_AIM OF THE TASK:_
Pictures aside, write out every record exactly as it appears.
=== THE DATA ===
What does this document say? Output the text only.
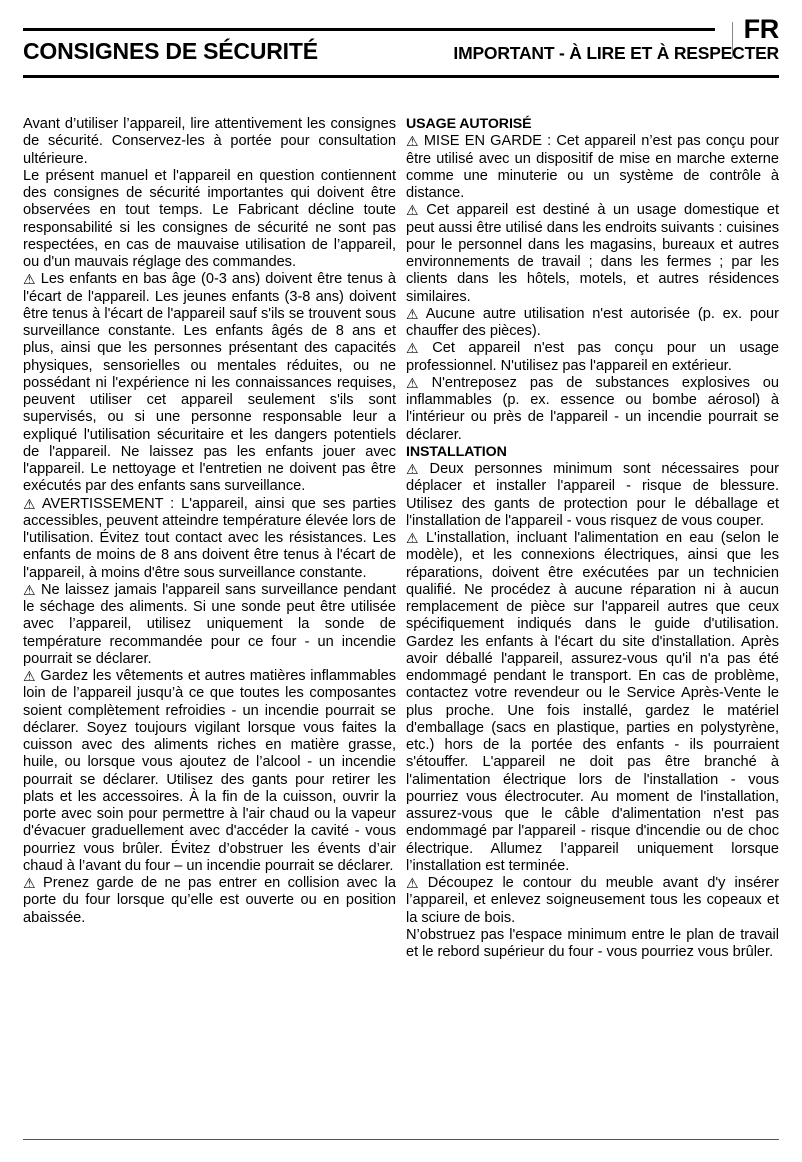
FR
CONSIGNES DE SÉCURITÉ	IMPORTANT - À LIRE ET À RESPECTER

Avant d’utiliser l’appareil, lire attentivement les consignes de sécurité. Conservez-les à portée pour consultation ultérieure.

Le présent manuel et l'appareil en question contiennent des consignes de sécurité importantes qui doivent être observées en tout temps. Le Fabricant décline toute responsabilité si les consignes de sécurité ne sont pas respectées, en cas de mauvaise utilisation de l’appareil, ou d'un mauvais réglage des commandes.

⚠ Les enfants en bas âge (0-3 ans) doivent être tenus à l'écart de l'appareil. Les jeunes enfants (3-8 ans) doivent être tenus à l'écart de l'appareil sauf s'ils se trouvent sous surveillance constante. Les enfants âgés de 8 ans et plus, ainsi que les personnes présentant des capacités physiques, sensorielles ou mentales réduites, ou ne possédant ni l'expérience ni les connaissances requises, peuvent utiliser cet appareil seulement s'ils sont supervisés, ou si une personne responsable leur a expliqué l'utilisation sécuritaire et les dangers potentiels de l'appareil. Ne laissez pas les enfants jouer avec l'appareil. Le nettoyage et l'entretien ne doivent pas être exécutés par des enfants sans surveillance.

⚠ AVERTISSEMENT : L'appareil, ainsi que ses parties accessibles, peuvent atteindre température élevée lors de l'utilisation. Évitez tout contact avec les résistances. Les enfants de moins de 8 ans doivent être tenus à l'écart de l'appareil, à moins d'être sous surveillance constante.

⚠ Ne laissez jamais l'appareil sans surveillance pendant le séchage des aliments. Si une sonde peut être utilisée avec l’appareil, utilisez uniquement la sonde de température recommandée pour ce four - un incendie pourrait se déclarer.

⚠ Gardez les vêtements et autres matières inflammables loin de l’appareil jusqu’à ce que toutes les composantes soient complètement refroidies - un incendie pourrait se déclarer. Soyez toujours vigilant lorsque vous faites la cuisson avec des aliments riches en matière grasse, huile, ou lorsque vous ajoutez de l’alcool - un incendie pourrait se déclarer. Utilisez des gants pour retirer les plats et les accessoires. À la fin de la cuisson, ouvrir la porte avec soin pour permettre à l'air chaud ou la vapeur d'évacuer graduellement avec d'accéder la cavité - vous pourriez vous brûler. Évitez d’obstruer les évents d’air chaud à l’avant du four – un incendie pourrait se déclarer.

⚠ Prenez garde de ne pas entrer en collision avec la porte du four lorsque qu’elle est ouverte ou en position abaissée.

USAGE AUTORISÉ

⚠ MISE EN GARDE : Cet appareil n’est pas conçu pour être utilisé avec un dispositif de mise en marche externe comme une minuterie ou un système de contrôle à distance.

⚠ Cet appareil est destiné à un usage domestique et peut aussi être utilisé dans les endroits suivants : cuisines pour le personnel dans les magasins, bureaux et autres environnements de travail ; dans les fermes ; par les clients dans les hôtels, motels, et autres résidences similaires.

⚠ Aucune autre utilisation n'est autorisée (p. ex. pour chauffer des pièces).

⚠ Cet appareil n'est pas conçu pour un usage professionnel. N'utilisez pas l'appareil en extérieur.

⚠ N'entreposez pas de substances explosives ou inflammables (p. ex. essence ou bombe aérosol) à l'intérieur ou près de l'appareil - un incendie pourrait se déclarer.

INSTALLATION

⚠ Deux personnes minimum sont nécessaires pour déplacer et installer l'appareil - risque de blessure. Utilisez des gants de protection pour le déballage et l'installation de l'appareil - vous risquez de vous couper.

⚠ L'installation, incluant l'alimentation en eau (selon le modèle), et les connexions électriques, ainsi que les réparations, doivent être exécutées par un technicien qualifié. Ne procédez à aucune réparation ni à aucun remplacement de pièce sur l'appareil autres que ceux spécifiquement indiqués dans le guide d'utilisation. Gardez les enfants à l'écart du site d'installation. Après avoir déballé l'appareil, assurez-vous qu'il n'a pas été endommagé pendant le transport. En cas de problème, contactez votre revendeur ou le Service Après-Vente le plus proche. Une fois installé, gardez le matériel d'emballage (sacs en plastique, parties en polystyrène, etc.) hors de la portée des enfants - ils pourraient s'étouffer. L'appareil ne doit pas être branché à l'alimentation électrique lors de l'installation - vous pourriez vous électrocuter. Au moment de l'installation, assurez-vous que le câble d'alimentation n'est pas endommagé par l'appareil - risque d'incendie ou de choc électrique. Allumez l’appareil uniquement lorsque l’installation est terminée.

⚠ Découpez le contour du meuble avant d'y insérer l’appareil, et enlevez soigneusement tous les copeaux et la sciure de bois.

N’obstruez pas l'espace minimum entre le plan de travail et le rebord supérieur du four - vous pourriez vous brûler.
===
_WRITTEN RESPONSE:_
What does this document say? Output the text only.
FR
CONSIGNES DE SÉCURITÉ	IMPORTANT - À LIRE ET À RESPECTER

Avant d’utiliser l’appareil, lire attentivement les consignes de sécurité. Conservez-les à portée pour consultation ultérieure.

Le présent manuel et l'appareil en question contiennent des consignes de sécurité importantes qui doivent être observées en tout temps. Le Fabricant décline toute responsabilité si les consignes de sécurité ne sont pas respectées, en cas de mauvaise utilisation de l’appareil, ou d'un mauvais réglage des commandes.

⚠ Les enfants en bas âge (0-3 ans) doivent être tenus à l'écart de l'appareil. Les jeunes enfants (3-8 ans) doivent être tenus à l'écart de l'appareil sauf s'ils se trouvent sous surveillance constante. Les enfants âgés de 8 ans et plus, ainsi que les personnes présentant des capacités physiques, sensorielles ou mentales réduites, ou ne possédant ni l'expérience ni les connaissances requises, peuvent utiliser cet appareil seulement s'ils sont supervisés, ou si une personne responsable leur a expliqué l'utilisation sécuritaire et les dangers potentiels de l'appareil. Ne laissez pas les enfants jouer avec l'appareil. Le nettoyage et l'entretien ne doivent pas être exécutés par des enfants sans surveillance.

⚠ AVERTISSEMENT : L'appareil, ainsi que ses parties accessibles, peuvent atteindre température élevée lors de l'utilisation. Évitez tout contact avec les résistances. Les enfants de moins de 8 ans doivent être tenus à l'écart de l'appareil, à moins d'être sous surveillance constante.

⚠ Ne laissez jamais l'appareil sans surveillance pendant le séchage des aliments. Si une sonde peut être utilisée avec l’appareil, utilisez uniquement la sonde de température recommandée pour ce four - un incendie pourrait se déclarer.

⚠ Gardez les vêtements et autres matières inflammables loin de l’appareil jusqu’à ce que toutes les composantes soient complètement refroidies - un incendie pourrait se déclarer. Soyez toujours vigilant lorsque vous faites la cuisson avec des aliments riches en matière grasse, huile, ou lorsque vous ajoutez de l’alcool - un incendie pourrait se déclarer. Utilisez des gants pour retirer les plats et les accessoires. À la fin de la cuisson, ouvrir la porte avec soin pour permettre à l'air chaud ou la vapeur d'évacuer graduellement avec d'accéder la cavité - vous pourriez vous brûler. Évitez d’obstruer les évents d’air chaud à l’avant du four – un incendie pourrait se déclarer.

⚠ Prenez garde de ne pas entrer en collision avec la porte du four lorsque qu’elle est ouverte ou en position abaissée.

USAGE AUTORISÉ

⚠ MISE EN GARDE : Cet appareil n’est pas conçu pour être utilisé avec un dispositif de mise en marche externe comme une minuterie ou un système de contrôle à distance.

⚠ Cet appareil est destiné à un usage domestique et peut aussi être utilisé dans les endroits suivants : cuisines pour le personnel dans les magasins, bureaux et autres environnements de travail ; dans les fermes ; par les clients dans les hôtels, motels, et autres résidences similaires.

⚠ Aucune autre utilisation n'est autorisée (p. ex. pour chauffer des pièces).

⚠ Cet appareil n'est pas conçu pour un usage professionnel. N'utilisez pas l'appareil en extérieur.

⚠ N'entreposez pas de substances explosives ou inflammables (p. ex. essence ou bombe aérosol) à l'intérieur ou près de l'appareil - un incendie pourrait se déclarer.

INSTALLATION

⚠ Deux personnes minimum sont nécessaires pour déplacer et installer l'appareil - risque de blessure. Utilisez des gants de protection pour le déballage et l'installation de l'appareil - vous risquez de vous couper.

⚠ L'installation, incluant l'alimentation en eau (selon le modèle), et les connexions électriques, ainsi que les réparations, doivent être exécutées par un technicien qualifié. Ne procédez à aucune réparation ni à aucun remplacement de pièce sur l'appareil autres que ceux spécifiquement indiqués dans le guide d'utilisation. Gardez les enfants à l'écart du site d'installation. Après avoir déballé l'appareil, assurez-vous qu'il n'a pas été endommagé pendant le transport. En cas de problème, contactez votre revendeur ou le Service Après-Vente le plus proche. Une fois installé, gardez le matériel d'emballage (sacs en plastique, parties en polystyrène, etc.) hors de la portée des enfants - ils pourraient s'étouffer. L'appareil ne doit pas être branché à l'alimentation électrique lors de l'installation - vous pourriez vous électrocuter. Au moment de l'installation, assurez-vous que le câble d'alimentation n'est pas endommagé par l'appareil - risque d'incendie ou de choc électrique. Allumez l’appareil uniquement lorsque l’installation est terminée.

⚠ Découpez le contour du meuble avant d'y insérer l’appareil, et enlevez soigneusement tous les copeaux et la sciure de bois.

N’obstruez pas l'espace minimum entre le plan de travail et le rebord supérieur du four - vous pourriez vous brûler.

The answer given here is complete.